### Items:
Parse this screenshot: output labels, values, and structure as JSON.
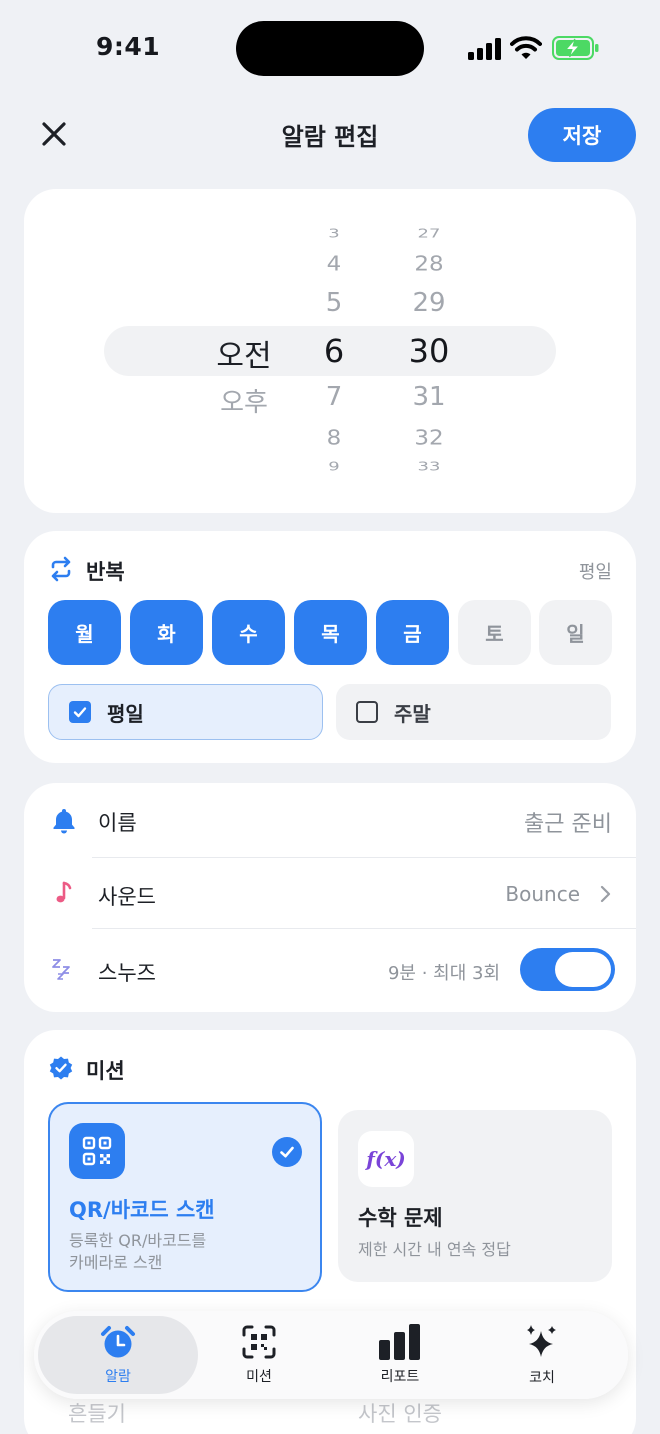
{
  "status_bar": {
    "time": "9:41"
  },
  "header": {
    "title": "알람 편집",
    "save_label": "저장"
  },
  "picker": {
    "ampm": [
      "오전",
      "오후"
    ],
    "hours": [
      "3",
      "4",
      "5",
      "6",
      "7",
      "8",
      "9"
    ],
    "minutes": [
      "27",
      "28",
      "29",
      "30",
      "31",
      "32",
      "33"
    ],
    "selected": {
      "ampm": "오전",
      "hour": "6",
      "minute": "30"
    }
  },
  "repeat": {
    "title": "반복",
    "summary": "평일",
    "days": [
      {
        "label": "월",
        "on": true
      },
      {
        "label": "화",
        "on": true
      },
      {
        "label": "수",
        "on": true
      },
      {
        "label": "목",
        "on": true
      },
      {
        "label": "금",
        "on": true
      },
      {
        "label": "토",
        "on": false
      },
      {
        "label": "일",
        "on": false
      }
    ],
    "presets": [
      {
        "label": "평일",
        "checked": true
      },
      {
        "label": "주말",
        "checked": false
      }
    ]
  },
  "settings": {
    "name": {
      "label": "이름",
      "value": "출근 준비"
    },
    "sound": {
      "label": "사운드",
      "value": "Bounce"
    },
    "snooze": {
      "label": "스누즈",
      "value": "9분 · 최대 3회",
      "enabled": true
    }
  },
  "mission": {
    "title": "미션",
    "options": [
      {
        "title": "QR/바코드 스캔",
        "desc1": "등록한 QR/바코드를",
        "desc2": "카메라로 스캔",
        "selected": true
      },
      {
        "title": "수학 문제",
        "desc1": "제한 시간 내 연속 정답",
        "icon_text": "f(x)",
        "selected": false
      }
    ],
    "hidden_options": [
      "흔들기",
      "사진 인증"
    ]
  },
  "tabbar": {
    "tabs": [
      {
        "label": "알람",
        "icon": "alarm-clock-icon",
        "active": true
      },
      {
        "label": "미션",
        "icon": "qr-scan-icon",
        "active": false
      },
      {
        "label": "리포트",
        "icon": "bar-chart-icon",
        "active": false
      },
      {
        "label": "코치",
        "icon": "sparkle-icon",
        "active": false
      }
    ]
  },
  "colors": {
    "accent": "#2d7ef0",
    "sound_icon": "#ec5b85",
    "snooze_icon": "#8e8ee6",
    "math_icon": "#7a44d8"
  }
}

### Task objective:
Give back all entries exactly. No pictures belong in the copy.

### Answer to this exercise:
Parse this screenshot: output labels, values, and structure as JSON.
{
  "status_bar": {
    "time": "9:41"
  },
  "header": {
    "title": "알람 편집",
    "save_label": "저장"
  },
  "picker": {
    "ampm": [
      "오전",
      "오후"
    ],
    "hours": [
      "3",
      "4",
      "5",
      "6",
      "7",
      "8",
      "9"
    ],
    "minutes": [
      "27",
      "28",
      "29",
      "30",
      "31",
      "32",
      "33"
    ],
    "selected": {
      "ampm": "오전",
      "hour": "6",
      "minute": "30"
    }
  },
  "repeat": {
    "title": "반복",
    "summary": "평일",
    "days": [
      {
        "label": "월",
        "on": true
      },
      {
        "label": "화",
        "on": true
      },
      {
        "label": "수",
        "on": true
      },
      {
        "label": "목",
        "on": true
      },
      {
        "label": "금",
        "on": true
      },
      {
        "label": "토",
        "on": false
      },
      {
        "label": "일",
        "on": false
      }
    ],
    "presets": [
      {
        "label": "평일",
        "checked": true
      },
      {
        "label": "주말",
        "checked": false
      }
    ]
  },
  "settings": {
    "name": {
      "label": "이름",
      "value": "출근 준비"
    },
    "sound": {
      "label": "사운드",
      "value": "Bounce"
    },
    "snooze": {
      "label": "스누즈",
      "value": "9분 · 최대 3회",
      "enabled": true
    }
  },
  "mission": {
    "title": "미션",
    "options": [
      {
        "title": "QR/바코드 스캔",
        "desc1": "등록한 QR/바코드를",
        "desc2": "카메라로 스캔",
        "selected": true
      },
      {
        "title": "수학 문제",
        "desc1": "제한 시간 내 연속 정답",
        "icon_text": "f(x)",
        "selected": false
      }
    ],
    "hidden_options": [
      "흔들기",
      "사진 인증"
    ]
  },
  "tabbar": {
    "tabs": [
      {
        "label": "알람",
        "icon": "alarm-clock-icon",
        "active": true
      },
      {
        "label": "미션",
        "icon": "qr-scan-icon",
        "active": false
      },
      {
        "label": "리포트",
        "icon": "bar-chart-icon",
        "active": false
      },
      {
        "label": "코치",
        "icon": "sparkle-icon",
        "active": false
      }
    ]
  },
  "colors": {
    "accent": "#2d7ef0",
    "sound_icon": "#ec5b85",
    "snooze_icon": "#8e8ee6",
    "math_icon": "#7a44d8"
  }
}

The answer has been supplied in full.